▸ **Supplied records**:
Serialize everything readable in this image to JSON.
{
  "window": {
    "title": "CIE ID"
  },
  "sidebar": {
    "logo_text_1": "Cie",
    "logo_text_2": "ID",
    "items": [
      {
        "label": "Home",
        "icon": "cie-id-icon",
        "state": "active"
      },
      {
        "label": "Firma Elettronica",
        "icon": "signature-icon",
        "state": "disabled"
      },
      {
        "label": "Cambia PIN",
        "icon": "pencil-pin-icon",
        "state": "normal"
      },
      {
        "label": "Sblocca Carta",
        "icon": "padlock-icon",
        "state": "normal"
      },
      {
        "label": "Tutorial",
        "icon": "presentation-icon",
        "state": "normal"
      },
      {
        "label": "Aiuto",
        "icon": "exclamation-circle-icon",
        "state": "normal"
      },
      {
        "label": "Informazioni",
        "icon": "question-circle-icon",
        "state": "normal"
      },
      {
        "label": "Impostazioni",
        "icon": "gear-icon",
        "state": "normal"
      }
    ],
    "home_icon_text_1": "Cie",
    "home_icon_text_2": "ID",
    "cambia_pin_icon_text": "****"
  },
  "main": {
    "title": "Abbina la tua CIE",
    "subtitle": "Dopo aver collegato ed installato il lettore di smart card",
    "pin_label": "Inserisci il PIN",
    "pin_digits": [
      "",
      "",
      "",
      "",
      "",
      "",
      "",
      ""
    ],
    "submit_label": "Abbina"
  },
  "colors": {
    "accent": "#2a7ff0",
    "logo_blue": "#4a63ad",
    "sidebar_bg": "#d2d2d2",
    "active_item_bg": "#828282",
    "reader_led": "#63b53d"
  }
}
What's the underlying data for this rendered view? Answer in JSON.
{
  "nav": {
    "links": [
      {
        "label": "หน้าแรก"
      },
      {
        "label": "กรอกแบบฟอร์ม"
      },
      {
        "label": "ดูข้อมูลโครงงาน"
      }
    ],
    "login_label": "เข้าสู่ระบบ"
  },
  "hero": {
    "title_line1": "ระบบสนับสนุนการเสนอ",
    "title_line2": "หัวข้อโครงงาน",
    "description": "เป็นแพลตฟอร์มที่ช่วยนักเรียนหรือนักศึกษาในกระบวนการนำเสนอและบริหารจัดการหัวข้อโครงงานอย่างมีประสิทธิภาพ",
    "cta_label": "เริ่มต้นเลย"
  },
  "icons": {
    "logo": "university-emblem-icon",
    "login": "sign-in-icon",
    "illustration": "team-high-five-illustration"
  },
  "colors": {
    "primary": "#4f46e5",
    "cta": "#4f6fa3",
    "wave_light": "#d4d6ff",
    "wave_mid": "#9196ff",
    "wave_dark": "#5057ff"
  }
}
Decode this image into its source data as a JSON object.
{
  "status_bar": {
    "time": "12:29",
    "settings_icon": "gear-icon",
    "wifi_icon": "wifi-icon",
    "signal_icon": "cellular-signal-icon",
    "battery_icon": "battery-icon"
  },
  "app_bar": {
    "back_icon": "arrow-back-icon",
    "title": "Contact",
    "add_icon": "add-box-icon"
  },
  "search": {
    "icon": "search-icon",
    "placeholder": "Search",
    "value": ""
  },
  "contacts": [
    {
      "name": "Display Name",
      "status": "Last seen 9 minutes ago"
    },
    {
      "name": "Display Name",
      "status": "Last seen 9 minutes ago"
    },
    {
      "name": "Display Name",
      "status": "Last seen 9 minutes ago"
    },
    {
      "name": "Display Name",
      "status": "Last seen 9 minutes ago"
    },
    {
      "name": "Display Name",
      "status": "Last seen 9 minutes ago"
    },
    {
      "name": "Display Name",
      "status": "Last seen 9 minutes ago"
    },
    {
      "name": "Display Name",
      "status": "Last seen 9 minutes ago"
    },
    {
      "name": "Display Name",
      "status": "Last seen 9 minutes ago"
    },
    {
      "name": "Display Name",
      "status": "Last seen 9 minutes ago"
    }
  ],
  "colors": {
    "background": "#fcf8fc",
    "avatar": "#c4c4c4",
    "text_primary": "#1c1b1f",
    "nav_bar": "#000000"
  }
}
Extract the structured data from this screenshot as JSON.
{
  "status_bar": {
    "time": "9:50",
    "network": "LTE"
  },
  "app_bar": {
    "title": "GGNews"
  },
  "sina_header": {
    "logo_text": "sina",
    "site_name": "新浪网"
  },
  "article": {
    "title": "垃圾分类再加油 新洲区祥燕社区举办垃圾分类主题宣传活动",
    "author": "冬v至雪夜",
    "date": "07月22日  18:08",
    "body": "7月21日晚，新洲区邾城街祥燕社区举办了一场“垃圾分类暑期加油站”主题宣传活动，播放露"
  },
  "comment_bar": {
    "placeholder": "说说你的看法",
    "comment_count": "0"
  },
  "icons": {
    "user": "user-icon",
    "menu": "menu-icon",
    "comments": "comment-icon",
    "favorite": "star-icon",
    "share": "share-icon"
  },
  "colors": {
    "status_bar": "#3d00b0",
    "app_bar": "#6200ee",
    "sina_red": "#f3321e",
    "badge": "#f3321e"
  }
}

▸ **What you are asked to do**: From the listing above, collect each line in which the string "data" appears.

▸ **Exercise solution**:
What's the underlying data for this rendered view? Answer in JSON.
Decode this image into its source data as a JSON object.
Extract the structured data from this screenshot as JSON.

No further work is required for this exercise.